Short exercise: Reproduce the data below, replacing every occurrence of "Patent image size" with "Drawing dimensions" and leaving all other text unchanged.

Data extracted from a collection
──────────
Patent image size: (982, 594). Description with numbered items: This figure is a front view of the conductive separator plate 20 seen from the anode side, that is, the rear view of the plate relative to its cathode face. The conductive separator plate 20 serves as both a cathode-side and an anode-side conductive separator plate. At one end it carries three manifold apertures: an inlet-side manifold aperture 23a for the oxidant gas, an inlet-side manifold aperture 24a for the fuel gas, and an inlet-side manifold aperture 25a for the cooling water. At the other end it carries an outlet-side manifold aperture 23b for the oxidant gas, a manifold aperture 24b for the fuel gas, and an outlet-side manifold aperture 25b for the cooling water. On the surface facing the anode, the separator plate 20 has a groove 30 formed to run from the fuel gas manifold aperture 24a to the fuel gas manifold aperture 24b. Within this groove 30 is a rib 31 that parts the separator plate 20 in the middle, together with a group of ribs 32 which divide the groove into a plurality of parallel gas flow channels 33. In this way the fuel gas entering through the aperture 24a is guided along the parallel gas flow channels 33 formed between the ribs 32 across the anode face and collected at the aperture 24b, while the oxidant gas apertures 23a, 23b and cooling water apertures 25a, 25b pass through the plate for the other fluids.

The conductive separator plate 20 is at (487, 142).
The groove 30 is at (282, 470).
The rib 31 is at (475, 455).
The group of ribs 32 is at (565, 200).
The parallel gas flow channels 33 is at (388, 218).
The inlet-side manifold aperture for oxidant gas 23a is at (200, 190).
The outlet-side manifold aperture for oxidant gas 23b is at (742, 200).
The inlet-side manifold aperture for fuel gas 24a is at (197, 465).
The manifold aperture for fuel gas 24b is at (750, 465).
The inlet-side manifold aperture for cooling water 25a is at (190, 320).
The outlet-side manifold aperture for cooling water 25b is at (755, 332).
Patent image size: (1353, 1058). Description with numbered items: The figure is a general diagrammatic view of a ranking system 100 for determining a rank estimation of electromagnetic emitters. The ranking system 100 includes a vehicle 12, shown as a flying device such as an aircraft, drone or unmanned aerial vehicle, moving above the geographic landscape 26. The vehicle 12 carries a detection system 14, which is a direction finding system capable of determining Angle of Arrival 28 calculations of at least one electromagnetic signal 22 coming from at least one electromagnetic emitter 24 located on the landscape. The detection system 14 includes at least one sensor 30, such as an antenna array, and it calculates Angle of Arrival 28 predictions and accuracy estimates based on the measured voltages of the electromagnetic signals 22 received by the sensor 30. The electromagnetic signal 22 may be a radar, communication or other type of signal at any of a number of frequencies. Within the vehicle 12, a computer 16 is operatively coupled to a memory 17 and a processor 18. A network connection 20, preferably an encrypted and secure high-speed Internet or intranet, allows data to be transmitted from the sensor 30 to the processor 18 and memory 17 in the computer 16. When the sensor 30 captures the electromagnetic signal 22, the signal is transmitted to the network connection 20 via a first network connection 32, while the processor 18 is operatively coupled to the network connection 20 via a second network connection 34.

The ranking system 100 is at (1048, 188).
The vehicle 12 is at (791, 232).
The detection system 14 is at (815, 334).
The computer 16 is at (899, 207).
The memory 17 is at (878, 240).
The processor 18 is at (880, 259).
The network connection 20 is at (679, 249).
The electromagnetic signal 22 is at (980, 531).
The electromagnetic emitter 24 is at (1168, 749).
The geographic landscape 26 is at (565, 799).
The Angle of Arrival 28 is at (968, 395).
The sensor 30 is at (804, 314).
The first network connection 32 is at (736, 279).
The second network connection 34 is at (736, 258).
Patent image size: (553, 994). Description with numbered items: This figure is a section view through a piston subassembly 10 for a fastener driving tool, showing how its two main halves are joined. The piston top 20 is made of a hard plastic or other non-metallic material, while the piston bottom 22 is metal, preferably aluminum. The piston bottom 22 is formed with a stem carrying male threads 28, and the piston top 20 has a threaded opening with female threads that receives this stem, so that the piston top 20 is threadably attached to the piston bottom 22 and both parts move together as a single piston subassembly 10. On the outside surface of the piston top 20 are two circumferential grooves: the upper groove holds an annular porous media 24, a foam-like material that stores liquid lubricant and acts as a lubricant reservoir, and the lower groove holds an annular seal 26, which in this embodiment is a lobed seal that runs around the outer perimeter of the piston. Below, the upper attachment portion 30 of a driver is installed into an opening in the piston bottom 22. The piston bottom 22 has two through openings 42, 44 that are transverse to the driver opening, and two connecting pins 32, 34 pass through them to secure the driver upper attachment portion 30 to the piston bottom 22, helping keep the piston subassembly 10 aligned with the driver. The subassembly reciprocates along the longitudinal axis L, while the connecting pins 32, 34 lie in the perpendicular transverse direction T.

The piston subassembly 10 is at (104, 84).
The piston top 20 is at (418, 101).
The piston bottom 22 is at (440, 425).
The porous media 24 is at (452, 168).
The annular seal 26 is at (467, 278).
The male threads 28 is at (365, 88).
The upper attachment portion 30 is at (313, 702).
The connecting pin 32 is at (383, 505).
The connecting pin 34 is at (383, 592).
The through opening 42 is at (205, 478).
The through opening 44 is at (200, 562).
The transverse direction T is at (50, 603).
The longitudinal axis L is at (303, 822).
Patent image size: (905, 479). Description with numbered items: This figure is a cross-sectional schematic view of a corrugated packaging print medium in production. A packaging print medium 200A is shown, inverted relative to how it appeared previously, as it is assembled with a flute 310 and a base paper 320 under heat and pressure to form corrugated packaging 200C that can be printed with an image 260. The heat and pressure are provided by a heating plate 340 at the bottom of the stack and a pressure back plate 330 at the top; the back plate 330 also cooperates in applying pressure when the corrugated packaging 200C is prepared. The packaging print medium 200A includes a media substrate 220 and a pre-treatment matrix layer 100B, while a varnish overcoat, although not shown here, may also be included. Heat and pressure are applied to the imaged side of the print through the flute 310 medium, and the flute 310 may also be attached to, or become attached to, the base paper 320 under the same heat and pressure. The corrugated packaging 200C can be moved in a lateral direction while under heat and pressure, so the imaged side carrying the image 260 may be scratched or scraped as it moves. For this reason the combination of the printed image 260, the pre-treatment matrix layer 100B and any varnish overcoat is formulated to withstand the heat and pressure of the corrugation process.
──────────
Expected answer:
Drawing dimensions: (982, 594). Description with numbered items: This figure is a front view of the conductive separator plate 20 seen from the anode side, that is, the rear view of the plate relative to its cathode face. The conductive separator plate 20 serves as both a cathode-side and an anode-side conductive separator plate. At one end it carries three manifold apertures: an inlet-side manifold aperture 23a for the oxidant gas, an inlet-side manifold aperture 24a for the fuel gas, and an inlet-side manifold aperture 25a for the cooling water. At the other end it carries an outlet-side manifold aperture 23b for the oxidant gas, a manifold aperture 24b for the fuel gas, and an outlet-side manifold aperture 25b for the cooling water. On the surface facing the anode, the separator plate 20 has a groove 30 formed to run from the fuel gas manifold aperture 24a to the fuel gas manifold aperture 24b. Within this groove 30 is a rib 31 that parts the separator plate 20 in the middle, together with a group of ribs 32 which divide the groove into a plurality of parallel gas flow channels 33. In this way the fuel gas entering through the aperture 24a is guided along the parallel gas flow channels 33 formed between the ribs 32 across the anode face and collected at the aperture 24b, while the oxidant gas apertures 23a, 23b and cooling water apertures 25a, 25b pass through the plate for the other fluids.

The conductive separator plate 20 is at (487, 142).
The groove 30 is at (282, 470).
The rib 31 is at (475, 455).
The group of ribs 32 is at (565, 200).
The parallel gas flow channels 33 is at (388, 218).
The inlet-side manifold aperture for oxidant gas 23a is at (200, 190).
The outlet-side manifold aperture for oxidant gas 23b is at (742, 200).
The inlet-side manifold aperture for fuel gas 24a is at (197, 465).
The manifold aperture for fuel gas 24b is at (750, 465).
The inlet-side manifold aperture for cooling water 25a is at (190, 320).
The outlet-side manifold aperture for cooling water 25b is at (755, 332).
Drawing dimensions: (1353, 1058). Description with numbered items: The figure is a general diagrammatic view of a ranking system 100 for determining a rank estimation of electromagnetic emitters. The ranking system 100 includes a vehicle 12, shown as a flying device such as an aircraft, drone or unmanned aerial vehicle, moving above the geographic landscape 26. The vehicle 12 carries a detection system 14, which is a direction finding system capable of determining Angle of Arrival 28 calculations of at least one electromagnetic signal 22 coming from at least one electromagnetic emitter 24 located on the landscape. The detection system 14 includes at least one sensor 30, such as an antenna array, and it calculates Angle of Arrival 28 predictions and accuracy estimates based on the measured voltages of the electromagnetic signals 22 received by the sensor 30. The electromagnetic signal 22 may be a radar, communication or other type of signal at any of a number of frequencies. Within the vehicle 12, a computer 16 is operatively coupled to a memory 17 and a processor 18. A network connection 20, preferably an encrypted and secure high-speed Internet or intranet, allows data to be transmitted from the sensor 30 to the processor 18 and memory 17 in the computer 16. When the sensor 30 captures the electromagnetic signal 22, the signal is transmitted to the network connection 20 via a first network connection 32, while the processor 18 is operatively coupled to the network connection 20 via a second network connection 34.

The ranking system 100 is at (1048, 188).
The vehicle 12 is at (791, 232).
The detection system 14 is at (815, 334).
The computer 16 is at (899, 207).
The memory 17 is at (878, 240).
The processor 18 is at (880, 259).
The network connection 20 is at (679, 249).
The electromagnetic signal 22 is at (980, 531).
The electromagnetic emitter 24 is at (1168, 749).
The geographic landscape 26 is at (565, 799).
The Angle of Arrival 28 is at (968, 395).
The sensor 30 is at (804, 314).
The first network connection 32 is at (736, 279).
The second network connection 34 is at (736, 258).
Drawing dimensions: (553, 994). Description with numbered items: This figure is a section view through a piston subassembly 10 for a fastener driving tool, showing how its two main halves are joined. The piston top 20 is made of a hard plastic or other non-metallic material, while the piston bottom 22 is metal, preferably aluminum. The piston bottom 22 is formed with a stem carrying male threads 28, and the piston top 20 has a threaded opening with female threads that receives this stem, so that the piston top 20 is threadably attached to the piston bottom 22 and both parts move together as a single piston subassembly 10. On the outside surface of the piston top 20 are two circumferential grooves: the upper groove holds an annular porous media 24, a foam-like material that stores liquid lubricant and acts as a lubricant reservoir, and the lower groove holds an annular seal 26, which in this embodiment is a lobed seal that runs around the outer perimeter of the piston. Below, the upper attachment portion 30 of a driver is installed into an opening in the piston bottom 22. The piston bottom 22 has two through openings 42, 44 that are transverse to the driver opening, and two connecting pins 32, 34 pass through them to secure the driver upper attachment portion 30 to the piston bottom 22, helping keep the piston subassembly 10 aligned with the driver. The subassembly reciprocates along the longitudinal axis L, while the connecting pins 32, 34 lie in the perpendicular transverse direction T.

The piston subassembly 10 is at (104, 84).
The piston top 20 is at (418, 101).
The piston bottom 22 is at (440, 425).
The porous media 24 is at (452, 168).
The annular seal 26 is at (467, 278).
The male threads 28 is at (365, 88).
The upper attachment portion 30 is at (313, 702).
The connecting pin 32 is at (383, 505).
The connecting pin 34 is at (383, 592).
The through opening 42 is at (205, 478).
The through opening 44 is at (200, 562).
The transverse direction T is at (50, 603).
The longitudinal axis L is at (303, 822).
Drawing dimensions: (905, 479). Description with numbered items: This figure is a cross-sectional schematic view of a corrugated packaging print medium in production. A packaging print medium 200A is shown, inverted relative to how it appeared previously, as it is assembled with a flute 310 and a base paper 320 under heat and pressure to form corrugated packaging 200C that can be printed with an image 260. The heat and pressure are provided by a heating plate 340 at the bottom of the stack and a pressure back plate 330 at the top; the back plate 330 also cooperates in applying pressure when the corrugated packaging 200C is prepared. The packaging print medium 200A includes a media substrate 220 and a pre-treatment matrix layer 100B, while a varnish overcoat, although not shown here, may also be included. Heat and pressure are applied to the imaged side of the print through the flute 310 medium, and the flute 310 may also be attached to, or become attached to, the base paper 320 under the same heat and pressure. The corrugated packaging 200C can be moved in a lateral direction while under heat and pressure, so the imaged side carrying the image 260 may be scratched or scraped as it moves. For this reason the combination of the printed image 260, the pre-treatment matrix layer 100B and any varnish overcoat is formulated to withstand the heat and pressure of the corrugation process.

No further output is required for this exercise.